Data excerpts:
....................
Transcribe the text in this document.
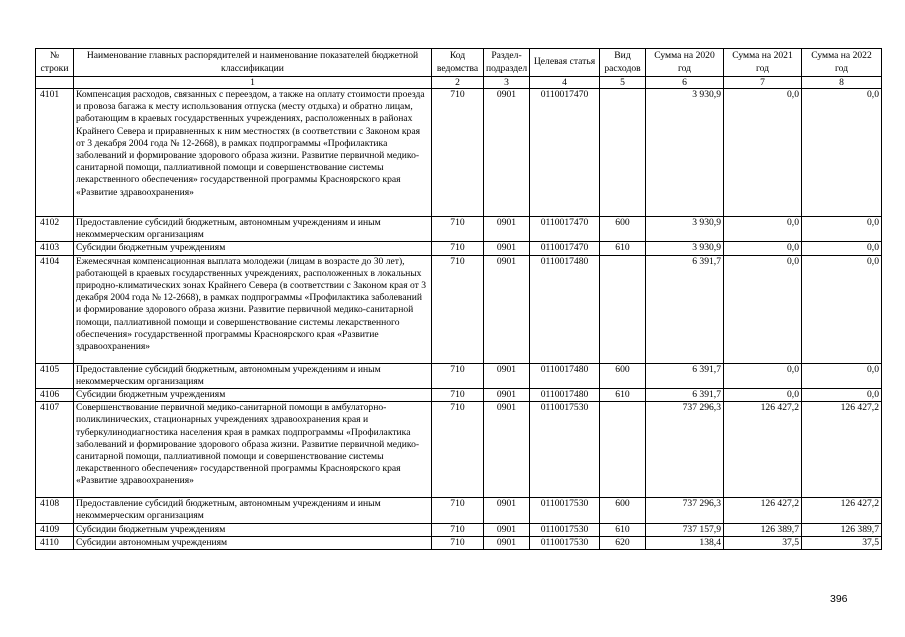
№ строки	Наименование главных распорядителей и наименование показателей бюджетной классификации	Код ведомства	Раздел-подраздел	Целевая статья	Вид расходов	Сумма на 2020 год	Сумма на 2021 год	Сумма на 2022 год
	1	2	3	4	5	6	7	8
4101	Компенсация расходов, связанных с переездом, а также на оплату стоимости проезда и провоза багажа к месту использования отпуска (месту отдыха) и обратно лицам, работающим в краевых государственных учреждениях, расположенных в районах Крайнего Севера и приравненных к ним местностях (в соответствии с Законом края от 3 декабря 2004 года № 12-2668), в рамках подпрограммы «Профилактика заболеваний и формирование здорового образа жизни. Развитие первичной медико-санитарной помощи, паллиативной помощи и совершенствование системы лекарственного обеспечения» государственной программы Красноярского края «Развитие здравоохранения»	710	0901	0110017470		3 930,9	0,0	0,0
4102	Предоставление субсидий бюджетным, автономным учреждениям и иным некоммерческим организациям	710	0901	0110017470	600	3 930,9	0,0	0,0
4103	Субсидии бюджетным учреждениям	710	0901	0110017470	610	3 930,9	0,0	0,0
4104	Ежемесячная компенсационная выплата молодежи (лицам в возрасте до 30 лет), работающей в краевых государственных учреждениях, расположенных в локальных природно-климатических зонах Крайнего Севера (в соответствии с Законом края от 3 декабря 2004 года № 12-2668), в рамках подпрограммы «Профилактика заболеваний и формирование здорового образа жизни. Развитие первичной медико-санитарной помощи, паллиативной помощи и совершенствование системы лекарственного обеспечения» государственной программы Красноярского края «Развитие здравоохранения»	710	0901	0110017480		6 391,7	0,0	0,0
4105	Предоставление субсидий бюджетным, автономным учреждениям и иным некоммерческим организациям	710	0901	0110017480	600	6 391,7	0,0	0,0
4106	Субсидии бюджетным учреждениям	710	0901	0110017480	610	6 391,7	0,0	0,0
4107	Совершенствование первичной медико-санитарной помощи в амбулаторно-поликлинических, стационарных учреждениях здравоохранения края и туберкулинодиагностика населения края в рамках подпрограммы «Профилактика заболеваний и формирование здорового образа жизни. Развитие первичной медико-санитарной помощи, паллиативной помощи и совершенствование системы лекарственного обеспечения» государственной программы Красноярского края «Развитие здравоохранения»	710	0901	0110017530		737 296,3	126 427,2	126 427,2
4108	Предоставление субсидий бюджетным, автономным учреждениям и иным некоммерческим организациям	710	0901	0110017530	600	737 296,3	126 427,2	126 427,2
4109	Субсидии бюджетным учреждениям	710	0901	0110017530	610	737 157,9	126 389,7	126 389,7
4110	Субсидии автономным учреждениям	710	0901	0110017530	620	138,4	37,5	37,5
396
....................
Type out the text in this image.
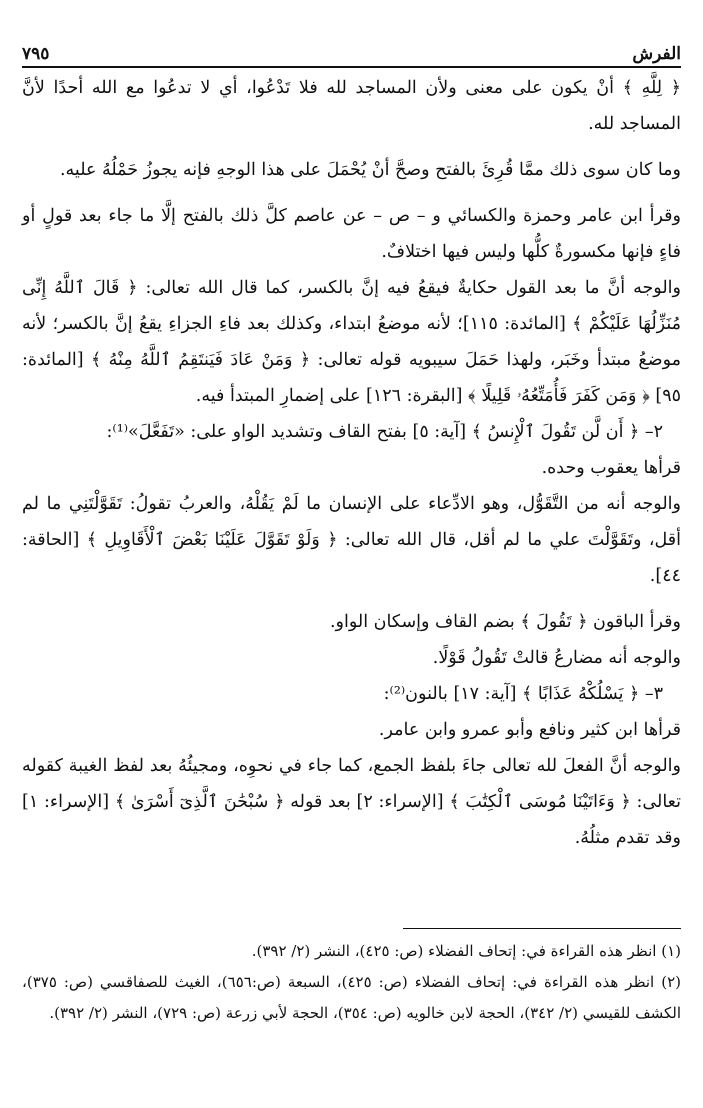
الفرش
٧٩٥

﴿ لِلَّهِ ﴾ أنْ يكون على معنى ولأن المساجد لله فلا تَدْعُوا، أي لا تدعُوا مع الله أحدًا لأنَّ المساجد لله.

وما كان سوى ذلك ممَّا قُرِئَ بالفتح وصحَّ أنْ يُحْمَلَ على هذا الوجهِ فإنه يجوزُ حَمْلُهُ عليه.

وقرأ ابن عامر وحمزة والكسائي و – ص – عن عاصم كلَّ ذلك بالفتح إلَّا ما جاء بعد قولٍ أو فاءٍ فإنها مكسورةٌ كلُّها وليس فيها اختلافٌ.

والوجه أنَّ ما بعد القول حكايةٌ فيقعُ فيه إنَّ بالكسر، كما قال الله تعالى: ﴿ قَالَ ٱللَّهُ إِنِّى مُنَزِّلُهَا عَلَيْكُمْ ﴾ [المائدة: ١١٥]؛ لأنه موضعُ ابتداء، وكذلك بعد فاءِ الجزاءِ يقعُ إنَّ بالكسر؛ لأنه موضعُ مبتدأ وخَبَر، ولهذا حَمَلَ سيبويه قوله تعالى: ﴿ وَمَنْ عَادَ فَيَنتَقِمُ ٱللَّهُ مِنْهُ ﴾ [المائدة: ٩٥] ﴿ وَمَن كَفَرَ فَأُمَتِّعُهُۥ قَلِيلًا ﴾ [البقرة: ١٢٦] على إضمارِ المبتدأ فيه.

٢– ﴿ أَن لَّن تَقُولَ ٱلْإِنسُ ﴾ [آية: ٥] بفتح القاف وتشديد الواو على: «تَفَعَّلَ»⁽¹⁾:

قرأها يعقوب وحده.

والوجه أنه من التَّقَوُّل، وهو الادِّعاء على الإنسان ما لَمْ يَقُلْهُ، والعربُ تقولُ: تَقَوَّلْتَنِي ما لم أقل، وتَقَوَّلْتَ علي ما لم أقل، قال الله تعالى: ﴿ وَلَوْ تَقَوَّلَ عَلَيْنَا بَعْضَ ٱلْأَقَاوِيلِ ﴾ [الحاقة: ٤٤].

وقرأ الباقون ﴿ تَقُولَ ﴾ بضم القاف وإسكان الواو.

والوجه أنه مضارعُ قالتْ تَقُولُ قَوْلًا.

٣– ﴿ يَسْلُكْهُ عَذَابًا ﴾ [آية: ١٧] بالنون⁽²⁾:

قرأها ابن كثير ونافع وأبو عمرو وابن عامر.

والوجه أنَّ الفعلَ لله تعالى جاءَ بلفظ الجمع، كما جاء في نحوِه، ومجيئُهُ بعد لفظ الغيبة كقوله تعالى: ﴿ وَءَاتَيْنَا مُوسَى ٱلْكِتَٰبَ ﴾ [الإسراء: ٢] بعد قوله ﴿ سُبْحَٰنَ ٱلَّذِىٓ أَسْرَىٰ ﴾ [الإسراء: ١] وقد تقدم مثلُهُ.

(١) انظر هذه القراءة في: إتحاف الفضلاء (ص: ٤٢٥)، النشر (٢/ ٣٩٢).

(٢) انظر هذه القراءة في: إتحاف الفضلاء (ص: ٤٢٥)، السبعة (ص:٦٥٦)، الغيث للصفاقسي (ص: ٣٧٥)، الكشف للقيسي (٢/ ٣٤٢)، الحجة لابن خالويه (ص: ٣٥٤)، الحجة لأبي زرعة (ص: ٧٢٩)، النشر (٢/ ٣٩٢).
....................
*EXERCISE DIRECTIONS:*
Tally every line of the data that holds the word "text" and write the count alone.

*EXERCISE RESULT:*
2